(Data records)
----
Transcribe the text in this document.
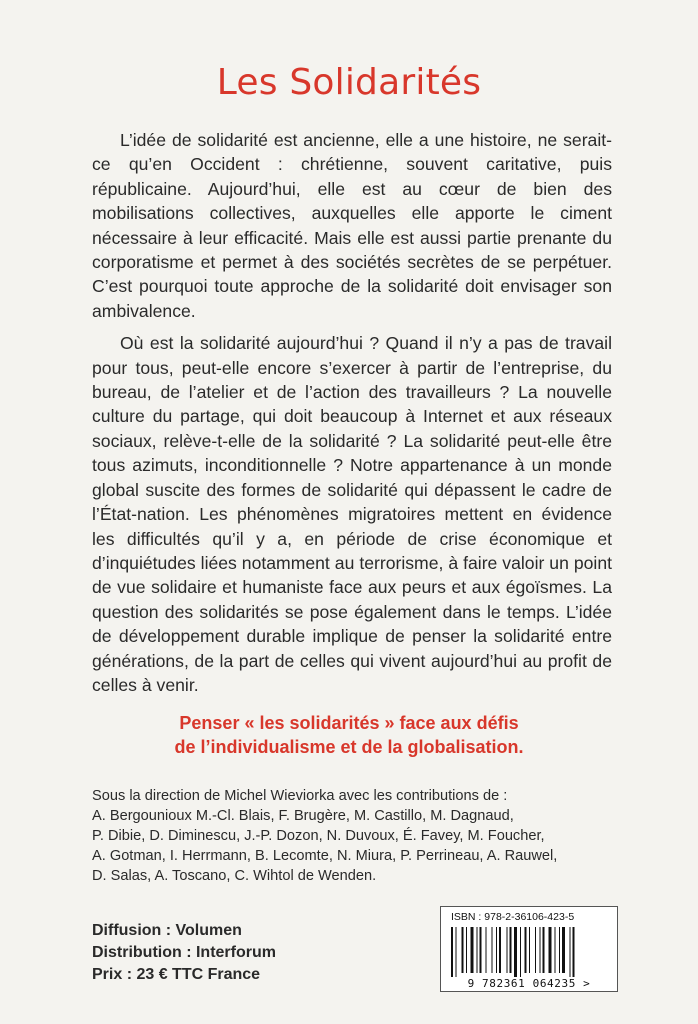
Les Solidarités

L’idée de solidarité est ancienne, elle a une histoire, ne serait-ce qu’en Occident : chrétienne, souvent caritative, puis républicaine. Aujourd’hui, elle est au cœur de bien des mobilisations collectives, auxquelles elle apporte le ciment nécessaire à leur efficacité. Mais elle est aussi partie prenante du corporatisme et permet à des sociétés secrètes de se perpétuer. C’est pourquoi toute approche de la solidarité doit envisager son ambivalence.

Où est la solidarité aujourd’hui ? Quand il n’y a pas de travail pour tous, peut-elle encore s’exercer à partir de l’entreprise, du bureau, de l’atelier et de l’action des travailleurs ? La nouvelle culture du partage, qui doit beaucoup à Internet et aux réseaux sociaux, relève-t-elle de la solidarité ? La solidarité peut-elle être tous azimuts, inconditionnelle ? Notre appartenance à un monde global suscite des formes de solidarité qui dépassent le cadre de l’État-nation. Les phénomènes migratoires mettent en évidence les difficultés qu’il y a, en période de crise économique et d’inquiétudes liées notamment au terrorisme, à faire valoir un point de vue solidaire et humaniste face aux peurs et aux égoïsmes. La question des solidarités se pose également dans le temps. L’idée de développement durable implique de penser la solidarité entre générations, de la part de celles qui vivent aujourd’hui au profit de celles à venir.

Penser « les solidarités » face aux défis
de l’individualisme et de la globalisation.
Sous la direction de Michel Wieviorka avec les contributions de :
A. Bergounioux M.-Cl. Blais, F. Brugère, M. Castillo, M. Dagnaud,
P. Dibie, D. Diminescu, J.-P. Dozon, N. Duvoux, É. Favey, M. Foucher,
A. Gotman, I. Herrmann, B. Lecomte, N. Miura, P. Perrineau, A. Rauwel,
D. Salas, A. Toscano, C. Wihtol de Wenden.
Diffusion : Volumen
Distribution : Interforum
Prix : 23 € TTC France
ISBN : 978-2-36106-423-5
9 782361 064235 >
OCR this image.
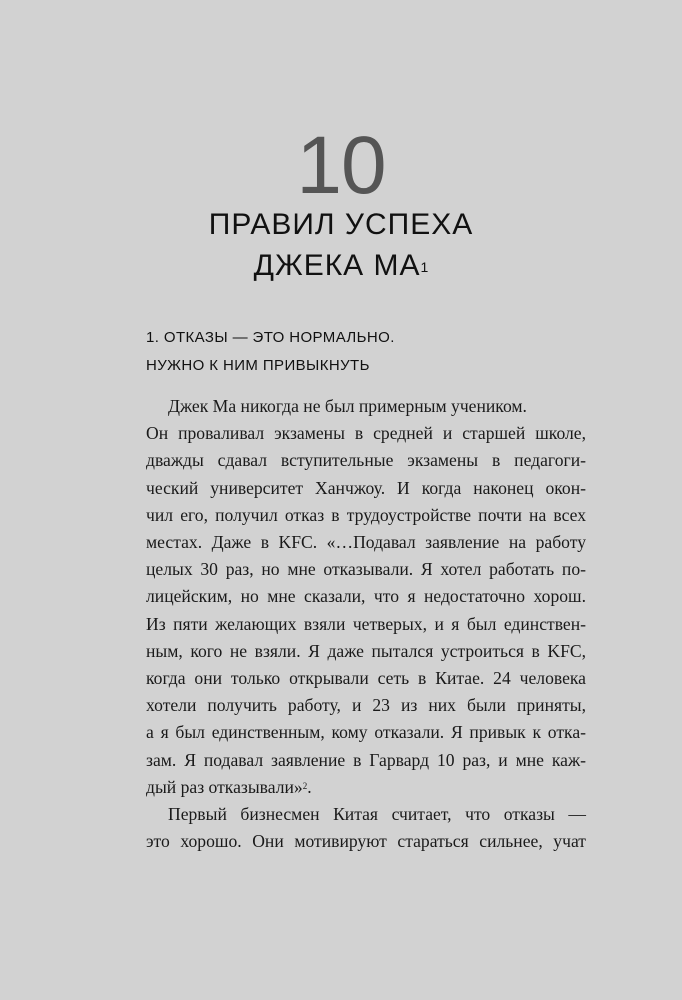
10
ПРАВИЛ УСПЕХА
ДЖЕКА $МА^1$
1. ОТКАЗЫ — ЭТО НОРМАЛЬНО.
НУЖНО К НИМ ПРИВЫКНУТЬ
Джек Ма никогда не был примерным учеником.
Он проваливал экзамены в средней и старшей школе,
дважды сдавал вступительные экзамены в педагоги-
ческий университет Ханчжоу. И когда наконец окон-
чил его, получил отказ в трудоустройстве почти на всех
местах. Даже в KFC. «…Подавал заявление на работу
целых 30 раз, но мне отказывали. Я хотел работать по-
лицейским, но мне сказали, что я недостаточно хорош.
Из пяти желающих взяли четверых, и я был единствен-
ным, кого не взяли. Я даже пытался устроиться в KFC,
когда они только открывали сеть в Китае. 24 человека
хотели получить работу, и 23 из них были приняты,
а я был единственным, кому отказали. Я привык к отка-
зам. Я подавал заявление в Гарвард 10 раз, и мне каж-
дый раз отказывали»$^2$.
Первый бизнесмен Китая считает, что отказы —
это хорошо. Они мотивируют стараться сильнее, учат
----
→ WHAT YOU SHOULD DO
Output the line containing "OCR this image." along with every line after it to the end of the material, exactly as written, but without pictures.

→ THE COMPLETED TASK
OCR this image.
10
ПРАВИЛ УСПЕХА
ДЖЕКА $МА^1$
1. ОТКАЗЫ — ЭТО НОРМАЛЬНО.
НУЖНО К НИМ ПРИВЫКНУТЬ
Джек Ма никогда не был примерным учеником.
Он проваливал экзамены в средней и старшей школе,
дважды сдавал вступительные экзамены в педагоги-
ческий университет Ханчжоу. И когда наконец окон-
чил его, получил отказ в трудоустройстве почти на всех
местах. Даже в KFC. «…Подавал заявление на работу
целых 30 раз, но мне отказывали. Я хотел работать по-
лицейским, но мне сказали, что я недостаточно хорош.
Из пяти желающих взяли четверых, и я был единствен-
ным, кого не взяли. Я даже пытался устроиться в KFC,
когда они только открывали сеть в Китае. 24 человека
хотели получить работу, и 23 из них были приняты,
а я был единственным, кому отказали. Я привык к отка-
зам. Я подавал заявление в Гарвард 10 раз, и мне каж-
дый раз отказывали»$^2$.
Первый бизнесмен Китая считает, что отказы —
это хорошо. Они мотивируют стараться сильнее, учат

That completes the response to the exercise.